* [GIVEN EXERCISE]:
List, from the lines below, each one with "della" in it.

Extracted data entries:
━━━━━━━━━━━━━━━━

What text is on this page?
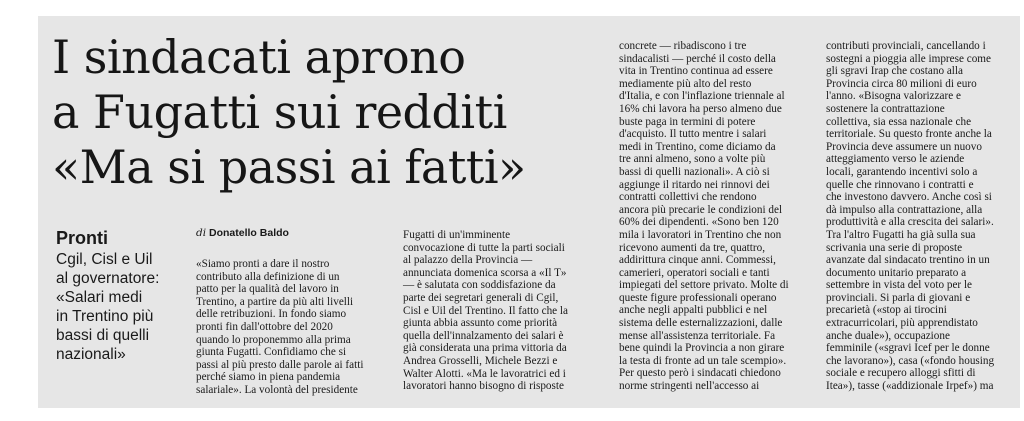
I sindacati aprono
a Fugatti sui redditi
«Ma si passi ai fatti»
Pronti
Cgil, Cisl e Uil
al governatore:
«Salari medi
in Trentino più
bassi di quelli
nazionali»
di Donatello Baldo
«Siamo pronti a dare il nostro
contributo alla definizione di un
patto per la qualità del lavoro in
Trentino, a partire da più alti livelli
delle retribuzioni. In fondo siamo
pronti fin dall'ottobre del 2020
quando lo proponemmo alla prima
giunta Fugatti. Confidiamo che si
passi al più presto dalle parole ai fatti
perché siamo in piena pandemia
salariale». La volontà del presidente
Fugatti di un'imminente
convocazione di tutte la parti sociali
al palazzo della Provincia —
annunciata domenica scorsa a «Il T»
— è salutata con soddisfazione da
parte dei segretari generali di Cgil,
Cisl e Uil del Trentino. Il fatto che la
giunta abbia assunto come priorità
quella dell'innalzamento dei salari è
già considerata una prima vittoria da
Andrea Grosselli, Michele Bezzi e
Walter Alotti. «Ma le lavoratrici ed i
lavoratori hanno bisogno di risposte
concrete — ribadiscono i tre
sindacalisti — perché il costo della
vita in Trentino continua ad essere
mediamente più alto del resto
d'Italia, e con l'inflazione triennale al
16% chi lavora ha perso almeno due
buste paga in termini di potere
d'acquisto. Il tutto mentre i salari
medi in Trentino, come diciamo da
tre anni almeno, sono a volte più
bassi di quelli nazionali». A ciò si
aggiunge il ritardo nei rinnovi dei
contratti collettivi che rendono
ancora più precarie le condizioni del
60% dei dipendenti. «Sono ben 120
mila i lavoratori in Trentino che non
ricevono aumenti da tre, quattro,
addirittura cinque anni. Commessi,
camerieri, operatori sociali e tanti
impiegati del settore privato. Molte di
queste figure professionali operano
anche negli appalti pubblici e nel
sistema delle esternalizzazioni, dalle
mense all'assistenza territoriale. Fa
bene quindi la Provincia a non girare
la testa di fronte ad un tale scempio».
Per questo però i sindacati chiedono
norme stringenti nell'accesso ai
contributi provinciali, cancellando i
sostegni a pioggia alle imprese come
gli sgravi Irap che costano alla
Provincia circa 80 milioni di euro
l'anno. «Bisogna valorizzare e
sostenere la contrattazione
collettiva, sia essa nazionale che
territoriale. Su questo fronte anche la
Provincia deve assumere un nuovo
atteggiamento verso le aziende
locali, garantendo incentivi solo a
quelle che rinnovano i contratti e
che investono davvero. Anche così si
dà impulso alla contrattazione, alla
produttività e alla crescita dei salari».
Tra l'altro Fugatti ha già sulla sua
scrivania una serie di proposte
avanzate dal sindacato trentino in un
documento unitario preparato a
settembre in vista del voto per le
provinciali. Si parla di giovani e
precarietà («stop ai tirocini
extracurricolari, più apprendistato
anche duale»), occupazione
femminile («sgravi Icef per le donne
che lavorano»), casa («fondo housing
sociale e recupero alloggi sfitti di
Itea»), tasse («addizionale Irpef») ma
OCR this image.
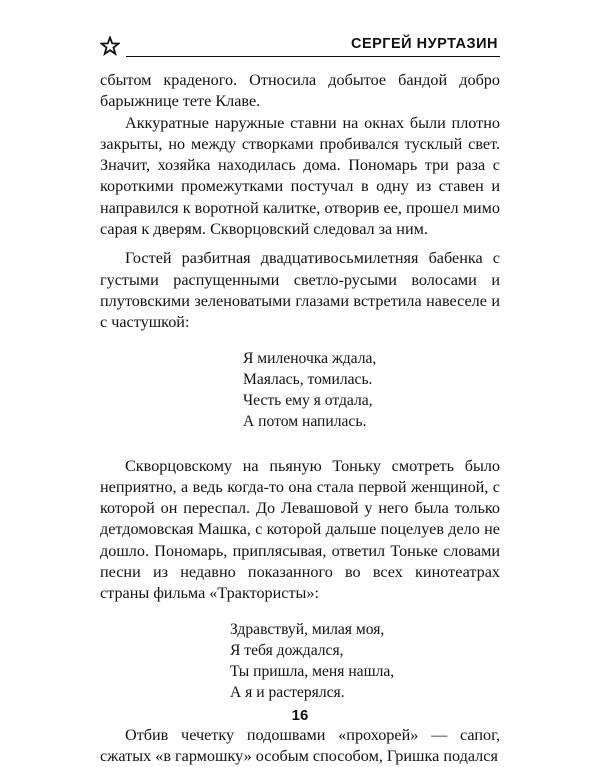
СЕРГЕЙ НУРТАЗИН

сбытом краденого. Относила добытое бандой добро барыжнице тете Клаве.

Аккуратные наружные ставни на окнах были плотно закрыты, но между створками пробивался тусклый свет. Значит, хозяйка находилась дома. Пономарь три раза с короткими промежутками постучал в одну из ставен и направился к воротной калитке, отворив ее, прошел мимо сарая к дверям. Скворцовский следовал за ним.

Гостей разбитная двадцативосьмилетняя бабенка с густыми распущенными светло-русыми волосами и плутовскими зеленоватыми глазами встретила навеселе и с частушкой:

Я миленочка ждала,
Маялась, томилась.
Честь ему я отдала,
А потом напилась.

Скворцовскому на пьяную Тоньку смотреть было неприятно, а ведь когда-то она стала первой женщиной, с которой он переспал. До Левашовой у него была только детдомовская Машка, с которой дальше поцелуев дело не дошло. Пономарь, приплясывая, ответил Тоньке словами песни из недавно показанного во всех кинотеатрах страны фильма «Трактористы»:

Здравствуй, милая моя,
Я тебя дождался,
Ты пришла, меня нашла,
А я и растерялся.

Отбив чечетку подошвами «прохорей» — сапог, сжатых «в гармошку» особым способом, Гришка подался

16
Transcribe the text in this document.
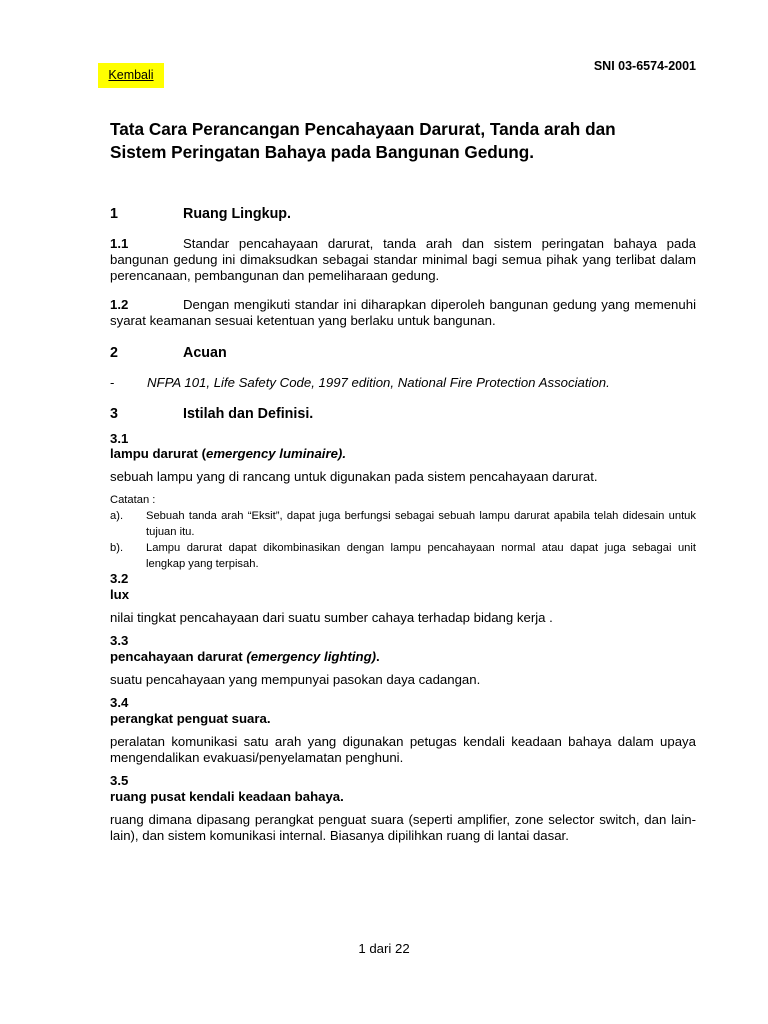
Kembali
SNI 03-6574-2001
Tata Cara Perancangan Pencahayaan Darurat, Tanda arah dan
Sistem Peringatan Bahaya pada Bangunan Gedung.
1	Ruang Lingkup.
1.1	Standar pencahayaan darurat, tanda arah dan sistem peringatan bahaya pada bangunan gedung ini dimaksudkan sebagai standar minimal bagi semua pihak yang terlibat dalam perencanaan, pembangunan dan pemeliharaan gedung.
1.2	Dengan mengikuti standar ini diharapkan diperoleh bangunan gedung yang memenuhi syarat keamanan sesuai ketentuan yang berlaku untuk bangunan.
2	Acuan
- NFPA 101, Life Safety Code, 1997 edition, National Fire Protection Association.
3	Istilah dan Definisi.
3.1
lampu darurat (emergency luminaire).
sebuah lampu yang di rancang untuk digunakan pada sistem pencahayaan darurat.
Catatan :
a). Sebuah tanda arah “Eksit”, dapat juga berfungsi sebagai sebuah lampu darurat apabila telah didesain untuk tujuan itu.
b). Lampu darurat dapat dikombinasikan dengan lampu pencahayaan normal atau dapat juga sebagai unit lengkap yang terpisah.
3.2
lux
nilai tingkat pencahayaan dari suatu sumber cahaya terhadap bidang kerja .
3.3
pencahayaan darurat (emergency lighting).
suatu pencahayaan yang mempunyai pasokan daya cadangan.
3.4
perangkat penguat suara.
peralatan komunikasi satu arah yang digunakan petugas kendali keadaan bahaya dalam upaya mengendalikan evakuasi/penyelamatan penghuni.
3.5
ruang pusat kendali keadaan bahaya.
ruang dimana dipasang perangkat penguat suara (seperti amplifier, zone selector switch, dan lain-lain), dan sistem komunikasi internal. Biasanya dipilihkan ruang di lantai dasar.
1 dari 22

━━━━━━━━━━━━━━━━

* [WRITTEN ANSWER]:
al palazzo della Provincia —
sindacalisti — perché il costo della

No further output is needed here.